**EXERCISE REQUIREMENTS:**
Find each line holding "Gain" and copy it out.

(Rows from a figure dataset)
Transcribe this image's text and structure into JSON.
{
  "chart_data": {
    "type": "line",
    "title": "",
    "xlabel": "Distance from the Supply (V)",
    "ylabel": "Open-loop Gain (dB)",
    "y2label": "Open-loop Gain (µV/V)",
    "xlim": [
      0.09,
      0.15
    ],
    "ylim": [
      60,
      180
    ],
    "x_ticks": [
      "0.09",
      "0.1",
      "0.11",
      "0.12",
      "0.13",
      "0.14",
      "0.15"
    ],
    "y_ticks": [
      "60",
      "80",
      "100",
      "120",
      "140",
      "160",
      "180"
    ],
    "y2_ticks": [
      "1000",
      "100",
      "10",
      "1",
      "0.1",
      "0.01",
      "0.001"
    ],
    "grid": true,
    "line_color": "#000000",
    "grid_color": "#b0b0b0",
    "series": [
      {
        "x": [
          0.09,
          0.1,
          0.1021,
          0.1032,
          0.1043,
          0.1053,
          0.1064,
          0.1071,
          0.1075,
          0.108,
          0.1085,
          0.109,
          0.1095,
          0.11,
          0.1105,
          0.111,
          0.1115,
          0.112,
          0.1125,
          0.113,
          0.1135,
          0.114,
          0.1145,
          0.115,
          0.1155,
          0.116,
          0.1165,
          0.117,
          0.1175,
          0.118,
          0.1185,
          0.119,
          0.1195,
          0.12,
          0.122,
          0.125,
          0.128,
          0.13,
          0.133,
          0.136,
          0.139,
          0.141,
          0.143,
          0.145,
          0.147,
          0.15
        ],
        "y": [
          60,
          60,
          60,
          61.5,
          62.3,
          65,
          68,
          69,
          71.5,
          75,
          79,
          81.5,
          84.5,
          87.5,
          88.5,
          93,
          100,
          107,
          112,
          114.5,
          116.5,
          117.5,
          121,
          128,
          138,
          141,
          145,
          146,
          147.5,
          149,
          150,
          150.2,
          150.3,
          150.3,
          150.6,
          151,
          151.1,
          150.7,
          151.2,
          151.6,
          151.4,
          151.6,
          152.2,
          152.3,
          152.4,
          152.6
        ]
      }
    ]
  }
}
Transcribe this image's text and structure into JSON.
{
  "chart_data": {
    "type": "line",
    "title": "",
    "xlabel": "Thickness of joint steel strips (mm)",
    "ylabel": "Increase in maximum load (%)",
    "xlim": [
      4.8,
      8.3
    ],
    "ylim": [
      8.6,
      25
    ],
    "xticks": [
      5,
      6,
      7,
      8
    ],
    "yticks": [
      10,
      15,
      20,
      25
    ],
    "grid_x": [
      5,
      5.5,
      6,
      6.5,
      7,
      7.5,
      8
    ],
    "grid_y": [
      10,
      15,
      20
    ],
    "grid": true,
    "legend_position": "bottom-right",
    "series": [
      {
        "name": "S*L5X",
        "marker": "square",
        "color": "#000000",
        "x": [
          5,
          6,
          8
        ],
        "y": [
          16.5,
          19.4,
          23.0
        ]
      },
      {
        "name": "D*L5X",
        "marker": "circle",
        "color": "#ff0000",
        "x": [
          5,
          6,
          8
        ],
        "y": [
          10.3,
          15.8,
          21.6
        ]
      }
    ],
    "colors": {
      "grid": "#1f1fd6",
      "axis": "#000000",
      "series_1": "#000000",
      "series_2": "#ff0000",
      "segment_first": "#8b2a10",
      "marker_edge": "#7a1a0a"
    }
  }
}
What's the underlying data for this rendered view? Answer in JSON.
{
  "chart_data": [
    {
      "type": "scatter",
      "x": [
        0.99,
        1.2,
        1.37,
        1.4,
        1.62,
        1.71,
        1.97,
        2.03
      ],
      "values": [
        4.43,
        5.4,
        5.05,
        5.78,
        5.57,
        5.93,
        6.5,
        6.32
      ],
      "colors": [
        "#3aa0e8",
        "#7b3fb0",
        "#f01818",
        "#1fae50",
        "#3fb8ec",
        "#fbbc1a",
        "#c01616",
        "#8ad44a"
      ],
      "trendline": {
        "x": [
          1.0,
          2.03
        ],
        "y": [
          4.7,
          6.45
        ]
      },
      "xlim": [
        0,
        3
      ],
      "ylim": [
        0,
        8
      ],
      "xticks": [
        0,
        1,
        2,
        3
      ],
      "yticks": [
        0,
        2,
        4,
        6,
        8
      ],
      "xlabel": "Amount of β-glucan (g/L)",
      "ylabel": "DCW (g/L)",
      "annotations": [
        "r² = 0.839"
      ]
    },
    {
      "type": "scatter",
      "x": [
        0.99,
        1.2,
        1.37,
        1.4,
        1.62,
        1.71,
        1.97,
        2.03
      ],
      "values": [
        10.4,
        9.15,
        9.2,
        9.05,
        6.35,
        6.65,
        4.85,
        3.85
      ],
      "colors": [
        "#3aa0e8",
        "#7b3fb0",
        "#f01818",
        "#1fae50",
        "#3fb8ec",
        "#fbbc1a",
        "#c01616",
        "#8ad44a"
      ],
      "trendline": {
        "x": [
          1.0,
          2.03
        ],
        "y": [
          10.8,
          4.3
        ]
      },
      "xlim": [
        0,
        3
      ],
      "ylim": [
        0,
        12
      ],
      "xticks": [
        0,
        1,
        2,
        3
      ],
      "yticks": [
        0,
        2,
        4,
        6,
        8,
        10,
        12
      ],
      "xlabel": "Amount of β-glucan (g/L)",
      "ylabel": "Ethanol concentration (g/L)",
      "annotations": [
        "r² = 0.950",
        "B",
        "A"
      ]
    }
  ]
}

**FINISHED TASK:**
    "ylabel": "Open-loop Gain (dB)",
    "y2label": "Open-loop Gain (µV/V)",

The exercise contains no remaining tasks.